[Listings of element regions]
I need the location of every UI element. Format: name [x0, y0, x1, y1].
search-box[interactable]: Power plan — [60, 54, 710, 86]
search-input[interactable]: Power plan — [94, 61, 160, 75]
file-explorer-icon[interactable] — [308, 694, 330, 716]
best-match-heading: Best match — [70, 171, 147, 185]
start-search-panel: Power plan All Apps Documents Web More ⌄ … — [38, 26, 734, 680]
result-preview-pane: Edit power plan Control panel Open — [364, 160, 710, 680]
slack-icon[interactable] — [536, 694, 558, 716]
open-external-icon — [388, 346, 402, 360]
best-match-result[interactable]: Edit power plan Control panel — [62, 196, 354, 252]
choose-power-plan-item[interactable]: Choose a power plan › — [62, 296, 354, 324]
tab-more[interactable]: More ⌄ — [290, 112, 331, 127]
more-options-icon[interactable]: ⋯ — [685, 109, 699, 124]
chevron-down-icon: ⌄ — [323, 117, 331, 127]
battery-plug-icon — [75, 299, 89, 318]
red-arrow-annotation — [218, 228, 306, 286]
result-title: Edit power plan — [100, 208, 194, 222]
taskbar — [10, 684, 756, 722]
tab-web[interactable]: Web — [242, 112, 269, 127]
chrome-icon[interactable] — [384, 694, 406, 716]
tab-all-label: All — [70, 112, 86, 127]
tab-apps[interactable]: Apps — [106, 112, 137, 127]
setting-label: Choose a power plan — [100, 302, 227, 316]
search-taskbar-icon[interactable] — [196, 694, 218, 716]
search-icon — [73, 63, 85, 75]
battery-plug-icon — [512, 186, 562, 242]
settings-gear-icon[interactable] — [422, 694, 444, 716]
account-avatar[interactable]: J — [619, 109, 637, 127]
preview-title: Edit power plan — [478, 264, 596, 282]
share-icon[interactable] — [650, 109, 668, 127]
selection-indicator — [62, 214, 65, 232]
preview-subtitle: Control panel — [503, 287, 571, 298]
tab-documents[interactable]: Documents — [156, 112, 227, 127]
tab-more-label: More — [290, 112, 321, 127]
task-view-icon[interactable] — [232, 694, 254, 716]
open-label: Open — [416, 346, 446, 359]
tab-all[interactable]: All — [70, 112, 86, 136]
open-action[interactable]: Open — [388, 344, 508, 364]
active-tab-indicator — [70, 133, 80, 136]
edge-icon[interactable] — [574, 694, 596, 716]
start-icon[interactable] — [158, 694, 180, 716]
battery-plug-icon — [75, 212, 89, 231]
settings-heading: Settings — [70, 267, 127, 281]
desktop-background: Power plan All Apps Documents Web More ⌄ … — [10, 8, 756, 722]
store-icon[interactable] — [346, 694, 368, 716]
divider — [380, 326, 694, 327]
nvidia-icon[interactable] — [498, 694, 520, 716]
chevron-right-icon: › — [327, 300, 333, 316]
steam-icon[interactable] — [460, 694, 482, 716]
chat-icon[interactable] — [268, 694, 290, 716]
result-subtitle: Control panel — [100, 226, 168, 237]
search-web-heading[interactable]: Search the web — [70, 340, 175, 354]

GOAL:
Please copy every line of the records above verbatim, changing nothing.

RESULT BELOW:
I need the location of every UI element. Format: name [x0, y0, x1, y1].
search-box[interactable]: Power plan — [60, 54, 710, 86]
search-input[interactable]: Power plan — [94, 61, 160, 75]
file-explorer-icon[interactable] — [308, 694, 330, 716]
best-match-heading: Best match — [70, 171, 147, 185]
start-search-panel: Power plan All Apps Documents Web More ⌄ … — [38, 26, 734, 680]
result-preview-pane: Edit power plan Control panel Open — [364, 160, 710, 680]
slack-icon[interactable] — [536, 694, 558, 716]
open-external-icon — [388, 346, 402, 360]
best-match-result[interactable]: Edit power plan Control panel — [62, 196, 354, 252]
choose-power-plan-item[interactable]: Choose a power plan › — [62, 296, 354, 324]
tab-more[interactable]: More ⌄ — [290, 112, 331, 127]
more-options-icon[interactable]: ⋯ — [685, 109, 699, 124]
chevron-down-icon: ⌄ — [323, 117, 331, 127]
battery-plug-icon — [75, 299, 89, 318]
red-arrow-annotation — [218, 228, 306, 286]
result-title: Edit power plan — [100, 208, 194, 222]
taskbar — [10, 684, 756, 722]
tab-web[interactable]: Web — [242, 112, 269, 127]
chrome-icon[interactable] — [384, 694, 406, 716]
tab-all-label: All — [70, 112, 86, 127]
tab-apps[interactable]: Apps — [106, 112, 137, 127]
setting-label: Choose a power plan — [100, 302, 227, 316]
search-taskbar-icon[interactable] — [196, 694, 218, 716]
search-icon — [73, 63, 85, 75]
battery-plug-icon — [512, 186, 562, 242]
settings-gear-icon[interactable] — [422, 694, 444, 716]
account-avatar[interactable]: J — [619, 109, 637, 127]
preview-title: Edit power plan — [478, 264, 596, 282]
share-icon[interactable] — [650, 109, 668, 127]
selection-indicator — [62, 214, 65, 232]
preview-subtitle: Control panel — [503, 287, 571, 298]
tab-documents[interactable]: Documents — [156, 112, 227, 127]
tab-more-label: More — [290, 112, 321, 127]
task-view-icon[interactable] — [232, 694, 254, 716]
open-label: Open — [416, 346, 446, 359]
tab-all[interactable]: All — [70, 112, 86, 136]
open-action[interactable]: Open — [388, 344, 508, 364]
active-tab-indicator — [70, 133, 80, 136]
edge-icon[interactable] — [574, 694, 596, 716]
start-icon[interactable] — [158, 694, 180, 716]
battery-plug-icon — [75, 212, 89, 231]
settings-heading: Settings — [70, 267, 127, 281]
desktop-background: Power plan All Apps Documents Web More ⌄ … — [10, 8, 756, 722]
store-icon[interactable] — [346, 694, 368, 716]
divider — [380, 326, 694, 327]
nvidia-icon[interactable] — [498, 694, 520, 716]
chevron-right-icon: › — [327, 300, 333, 316]
steam-icon[interactable] — [460, 694, 482, 716]
chat-icon[interactable] — [268, 694, 290, 716]
result-subtitle: Control panel — [100, 226, 168, 237]
search-web-heading[interactable]: Search the web — [70, 340, 175, 354]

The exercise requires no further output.